The request: Will you output all of the data below exactly, omitting the images?

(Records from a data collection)

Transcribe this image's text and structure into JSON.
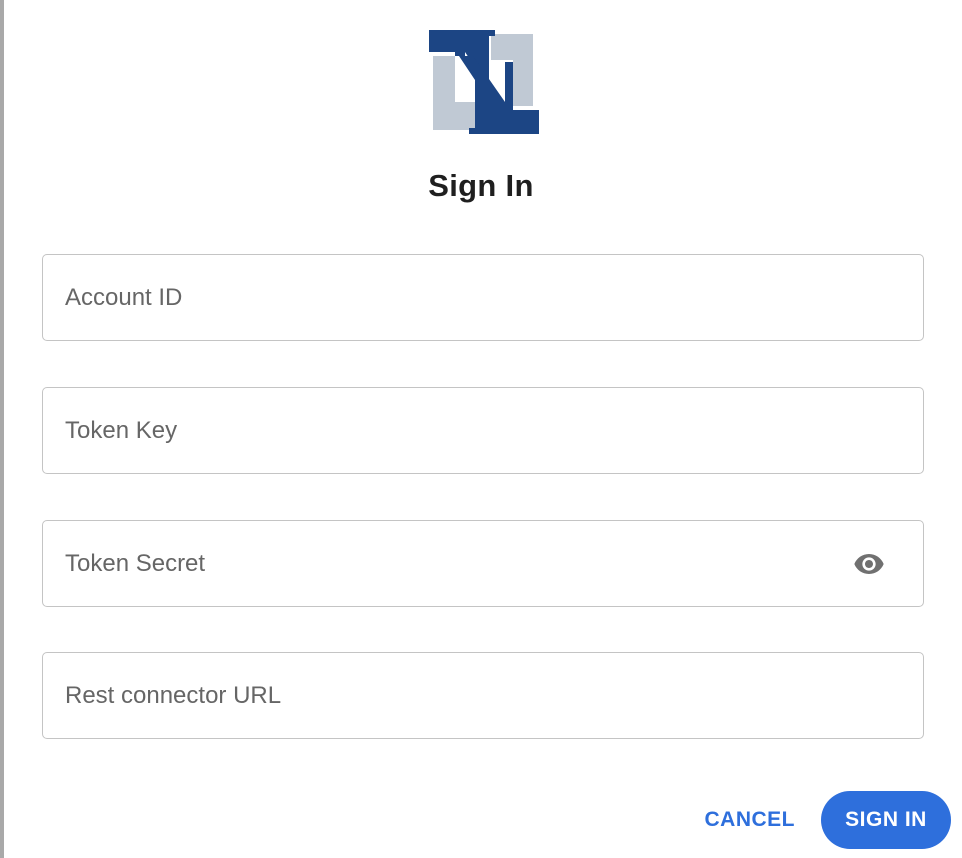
{
  "dialog": {
    "title": "Sign In"
  },
  "logo": {
    "icon": "netsuite-n-logo",
    "dark_color": "#1c4584",
    "light_color": "#c0c9d4"
  },
  "fields": {
    "account_id": {
      "placeholder": "Account ID",
      "value": ""
    },
    "token_key": {
      "placeholder": "Token Key",
      "value": ""
    },
    "token_secret": {
      "placeholder": "Token Secret",
      "value": "",
      "toggle_icon": "eye-icon"
    },
    "rest_connector_url": {
      "placeholder": "Rest connector URL",
      "value": ""
    }
  },
  "actions": {
    "cancel_label": "CANCEL",
    "sign_in_label": "SIGN IN"
  },
  "colors": {
    "accent": "#2e6fdc",
    "field_border": "#c4c4c4",
    "placeholder": "#666666"
  }
}
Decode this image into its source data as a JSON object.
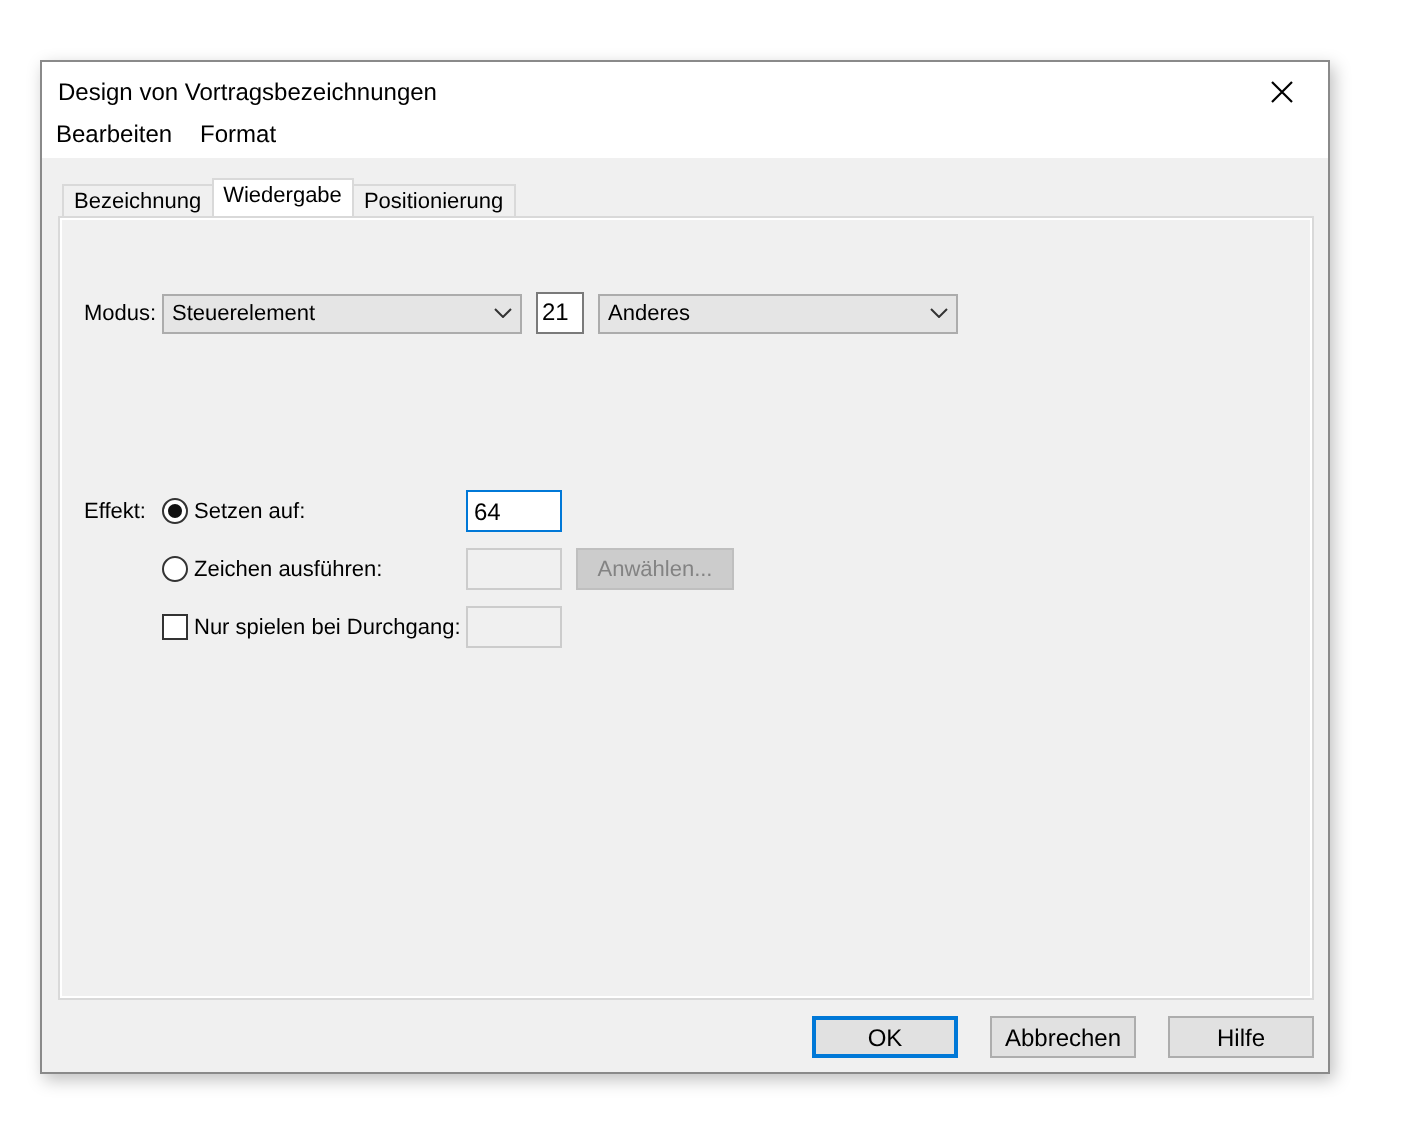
{
  "window": {
    "title": "Design von Vortragsbezeichnungen"
  },
  "menu": [
    "Bearbeiten",
    "Format"
  ],
  "tabs": [
    {
      "label": "Bezeichnung",
      "selected": false
    },
    {
      "label": "Wiedergabe",
      "selected": true
    },
    {
      "label": "Positionierung",
      "selected": false
    }
  ],
  "mode": {
    "label": "Modus:",
    "type_select": "Steuerelement",
    "number": "21",
    "kind_select": "Anderes"
  },
  "effect": {
    "label": "Effekt:",
    "options": [
      {
        "kind": "radio",
        "label": "Setzen auf:",
        "selected": true,
        "field": {
          "value": "64",
          "disabled": false,
          "focused": true
        }
      },
      {
        "kind": "radio",
        "label": "Zeichen ausführen:",
        "selected": false,
        "field": {
          "disabled": true,
          "focused": false
        },
        "button": {
          "label": "Anwählen...",
          "disabled": true
        }
      },
      {
        "kind": "checkbox",
        "label": "Nur spielen bei Durchgang:",
        "checked": false,
        "field": {
          "disabled": true,
          "focused": false
        }
      }
    ]
  },
  "buttons": [
    {
      "label": "OK",
      "default": true
    },
    {
      "label": "Abbrechen",
      "default": false
    },
    {
      "label": "Hilfe",
      "default": false
    }
  ]
}
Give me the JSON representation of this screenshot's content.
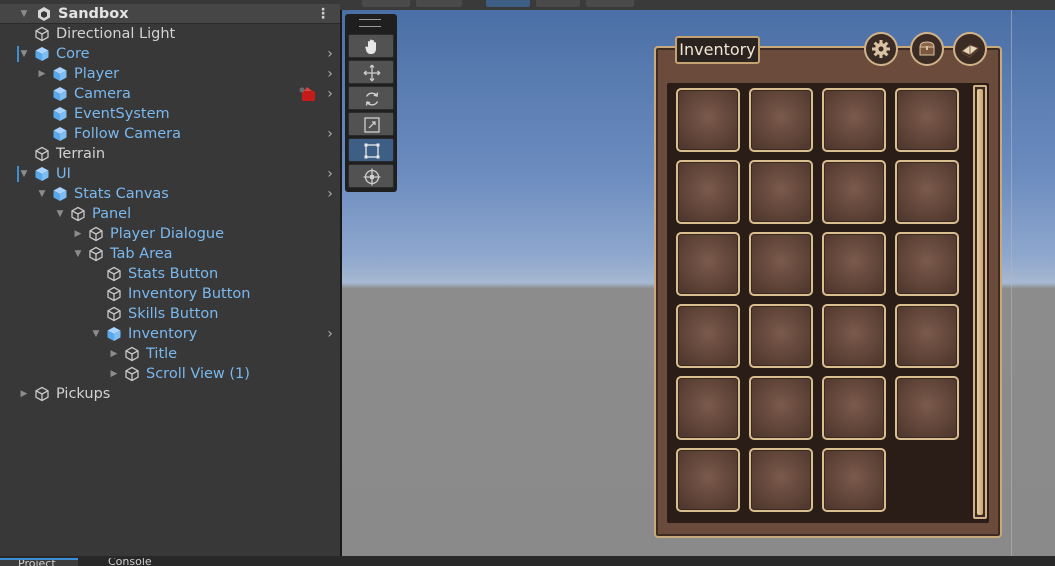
{
  "hierarchy": {
    "scene_name": "Sandbox",
    "items": [
      {
        "label": "Directional Light",
        "depth": 1,
        "arrow": "",
        "blue": false,
        "prefab": false,
        "has_more": false
      },
      {
        "label": "Core",
        "depth": 1,
        "arrow": "down",
        "blue": true,
        "prefab": true,
        "has_more": true,
        "mark": true
      },
      {
        "label": "Player",
        "depth": 2,
        "arrow": "right",
        "blue": true,
        "prefab": true,
        "has_more": true
      },
      {
        "label": "Camera",
        "depth": 2,
        "arrow": "",
        "blue": true,
        "prefab": true,
        "has_more": true,
        "warn": true
      },
      {
        "label": "EventSystem",
        "depth": 2,
        "arrow": "",
        "blue": true,
        "prefab": true,
        "has_more": false
      },
      {
        "label": "Follow Camera",
        "depth": 2,
        "arrow": "",
        "blue": true,
        "prefab": true,
        "has_more": true
      },
      {
        "label": "Terrain",
        "depth": 1,
        "arrow": "",
        "blue": false,
        "prefab": false,
        "has_more": false
      },
      {
        "label": "UI",
        "depth": 1,
        "arrow": "down",
        "blue": true,
        "prefab": true,
        "has_more": true,
        "mark": true
      },
      {
        "label": "Stats Canvas",
        "depth": 2,
        "arrow": "down",
        "blue": true,
        "prefab": true,
        "has_more": true
      },
      {
        "label": "Panel",
        "depth": 3,
        "arrow": "down",
        "blue": true,
        "prefab": false,
        "has_more": false
      },
      {
        "label": "Player Dialogue",
        "depth": 4,
        "arrow": "right",
        "blue": true,
        "prefab": false,
        "has_more": false
      },
      {
        "label": "Tab Area",
        "depth": 4,
        "arrow": "down",
        "blue": true,
        "prefab": false,
        "has_more": false
      },
      {
        "label": "Stats Button",
        "depth": 5,
        "arrow": "",
        "blue": true,
        "prefab": false,
        "has_more": false
      },
      {
        "label": "Inventory Button",
        "depth": 5,
        "arrow": "",
        "blue": true,
        "prefab": false,
        "has_more": false
      },
      {
        "label": "Skills Button",
        "depth": 5,
        "arrow": "",
        "blue": true,
        "prefab": false,
        "has_more": false
      },
      {
        "label": "Inventory",
        "depth": 5,
        "arrow": "down",
        "blue": true,
        "prefab": true,
        "has_more": true
      },
      {
        "label": "Title",
        "depth": 6,
        "arrow": "right",
        "blue": true,
        "prefab": false,
        "has_more": false
      },
      {
        "label": "Scroll View (1)",
        "depth": 6,
        "arrow": "right",
        "blue": true,
        "prefab": false,
        "has_more": false
      },
      {
        "label": "Pickups",
        "depth": 1,
        "arrow": "right",
        "blue": false,
        "prefab": false,
        "has_more": false
      }
    ]
  },
  "tools": [
    {
      "name": "hand-tool",
      "active": false
    },
    {
      "name": "move-tool",
      "active": false
    },
    {
      "name": "rotate-tool",
      "active": false
    },
    {
      "name": "scale-tool",
      "active": false
    },
    {
      "name": "rect-tool",
      "active": true
    },
    {
      "name": "transform-tool",
      "active": false
    }
  ],
  "inventory": {
    "title": "Inventory",
    "buttons": [
      "gear-icon",
      "chest-icon",
      "book-icon"
    ],
    "slot_rows": [
      4,
      4,
      4,
      4,
      4,
      3
    ]
  },
  "bottom_tabs": [
    "Project",
    "Console"
  ],
  "colors": {
    "prefab_blue": "#7bb8ee",
    "panel_bg": "#383838",
    "inventory_frame": "#c8a97c",
    "selected_tool": "#3d5f86"
  }
}
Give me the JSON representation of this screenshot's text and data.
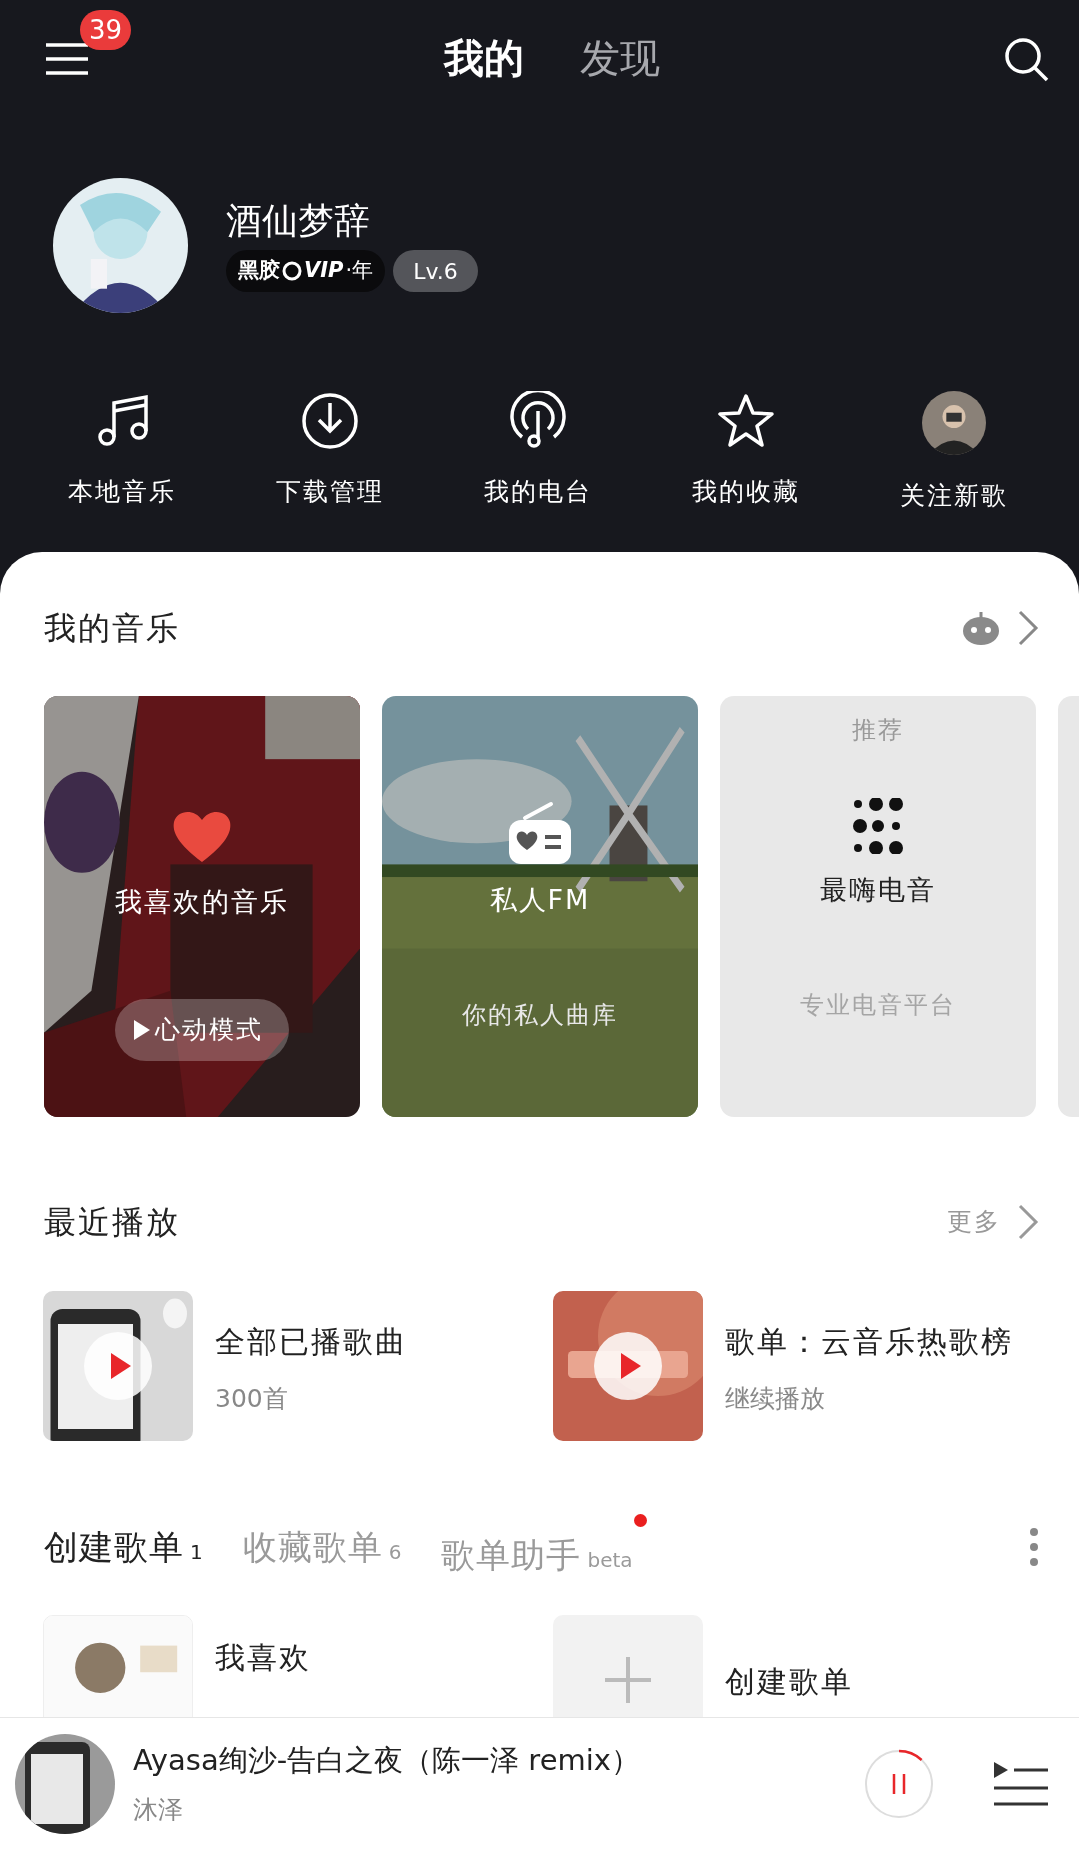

Reply:
Transcribe this image's text and structure into JSON.
{
  "dialog": {
    "title": "Sign In"
  },
  "logo": {
    "icon": "netsuite-n-logo",
    "dark_color": "#1c4584",
    "light_color": "#c0c9d4"
  },
  "fields": {
    "account_id": {
      "placeholder": "Account ID",
      "value": ""
    },
    "token_key": {
      "placeholder": "Token Key",
      "value": ""
    },
    "token_secret": {
      "placeholder": "Token Secret",
      "value": "",
      "toggle_icon": "eye-icon"
    },
    "rest_connector_url": {
      "placeholder": "Rest connector URL",
      "value": ""
    }
  },
  "actions": {
    "cancel_label": "CANCEL",
    "sign_in_label": "SIGN IN"
  },
  "colors": {
    "accent": "#2e6fdc",
    "field_border": "#c4c4c4",
    "placeholder": "#666666"
  }
}
Decode this image into its source data as a JSON object.
{
  "window": {
    "title": "Design von Vortragsbezeichnungen"
  },
  "menu": [
    "Bearbeiten",
    "Format"
  ],
  "tabs": [
    {
      "label": "Bezeichnung",
      "selected": false
    },
    {
      "label": "Wiedergabe",
      "selected": true
    },
    {
      "label": "Positionierung",
      "selected": false
    }
  ],
  "mode": {
    "label": "Modus:",
    "type_select": "Steuerelement",
    "number": "21",
    "kind_select": "Anderes"
  },
  "effect": {
    "label": "Effekt:",
    "options": [
      {
        "kind": "radio",
        "label": "Setzen auf:",
        "selected": true,
        "field": {
          "value": "64",
          "disabled": false,
          "focused": true
        }
      },
      {
        "kind": "radio",
        "label": "Zeichen ausführen:",
        "selected": false,
        "field": {
          "disabled": true,
          "focused": false
        },
        "button": {
          "label": "Anwählen...",
          "disabled": true
        }
      },
      {
        "kind": "checkbox",
        "label": "Nur spielen bei Durchgang:",
        "checked": false,
        "field": {
          "disabled": true,
          "focused": false
        }
      }
    ]
  },
  "buttons": [
    {
      "label": "OK",
      "default": true
    },
    {
      "label": "Abbrechen",
      "default": false
    },
    {
      "label": "Hilfe",
      "default": false
    }
  ]
}
Give me the JSON representation of this screenshot's content.
{
  "hierarchy": {
    "scene_name": "Sandbox",
    "items": [
      {
        "label": "Directional Light",
        "depth": 1,
        "arrow": "",
        "blue": false,
        "prefab": false,
        "has_more": false
      },
      {
        "label": "Core",
        "depth": 1,
        "arrow": "down",
        "blue": true,
        "prefab": true,
        "has_more": true,
        "mark": true
      },
      {
        "label": "Player",
        "depth": 2,
        "arrow": "right",
        "blue": true,
        "prefab": true,
        "has_more": true
      },
      {
        "label": "Camera",
        "depth": 2,
        "arrow": "",
        "blue": true,
        "prefab": true,
        "has_more": true,
        "warn": true
      },
      {
        "label": "EventSystem",
        "depth": 2,
        "arrow": "",
        "blue": true,
        "prefab": true,
        "has_more": false
      },
      {
        "label": "Follow Camera",
        "depth": 2,
        "arrow": "",
        "blue": true,
        "prefab": true,
        "has_more": true
      },
      {
        "label": "Terrain",
        "depth": 1,
        "arrow": "",
        "blue": false,
        "prefab": false,
        "has_more": false
      },
      {
        "label": "UI",
        "depth": 1,
        "arrow": "down",
        "blue": true,
        "prefab": true,
        "has_more": true,
        "mark": true
      },
      {
        "label": "Stats Canvas",
        "depth": 2,
        "arrow": "down",
        "blue": true,
        "prefab": true,
        "has_more": true
      },
      {
        "label": "Panel",
        "depth": 3,
        "arrow": "down",
        "blue": true,
        "prefab": false,
        "has_more": false
      },
      {
        "label": "Player Dialogue",
        "depth": 4,
        "arrow": "right",
        "blue": true,
        "prefab": false,
        "has_more": false
      },
      {
        "label": "Tab Area",
        "depth": 4,
        "arrow": "down",
        "blue": true,
        "prefab": false,
        "has_more": false
      },
      {
        "label": "Stats Button",
        "depth": 5,
        "arrow": "",
        "blue": true,
        "prefab": false,
        "has_more": false
      },
      {
        "label": "Inventory Button",
        "depth": 5,
        "arrow": "",
        "blue": true,
        "prefab": false,
        "has_more": false
      },
      {
        "label": "Skills Button",
        "depth": 5,
        "arrow": "",
        "blue": true,
        "prefab": false,
        "has_more": false
      },
      {
        "label": "Inventory",
        "depth": 5,
        "arrow": "down",
        "blue": true,
        "prefab": true,
        "has_more": true
      },
      {
        "label": "Title",
        "depth": 6,
        "arrow": "right",
        "blue": true,
        "prefab": false,
        "has_more": false
      },
      {
        "label": "Scroll View (1)",
        "depth": 6,
        "arrow": "right",
        "blue": true,
        "prefab": false,
        "has_more": false
      },
      {
        "label": "Pickups",
        "depth": 1,
        "arrow": "right",
        "blue": false,
        "prefab": false,
        "has_more": false
      }
    ]
  },
  "tools": [
    {
      "name": "hand-tool",
      "active": false
    },
    {
      "name": "move-tool",
      "active": false
    },
    {
      "name": "rotate-tool",
      "active": false
    },
    {
      "name": "scale-tool",
      "active": false
    },
    {
      "name": "rect-tool",
      "active": true
    },
    {
      "name": "transform-tool",
      "active": false
    }
  ],
  "inventory": {
    "title": "Inventory",
    "buttons": [
      "gear-icon",
      "chest-icon",
      "book-icon"
    ],
    "slot_rows": [
      4,
      4,
      4,
      4,
      4,
      3
    ]
  },
  "bottom_tabs": [
    "Project",
    "Console"
  ],
  "colors": {
    "prefab_blue": "#7bb8ee",
    "panel_bg": "#383838",
    "inventory_frame": "#c8a97c",
    "selected_tool": "#3d5f86"
  }
}
Give me the JSON representation of this screenshot's text and data.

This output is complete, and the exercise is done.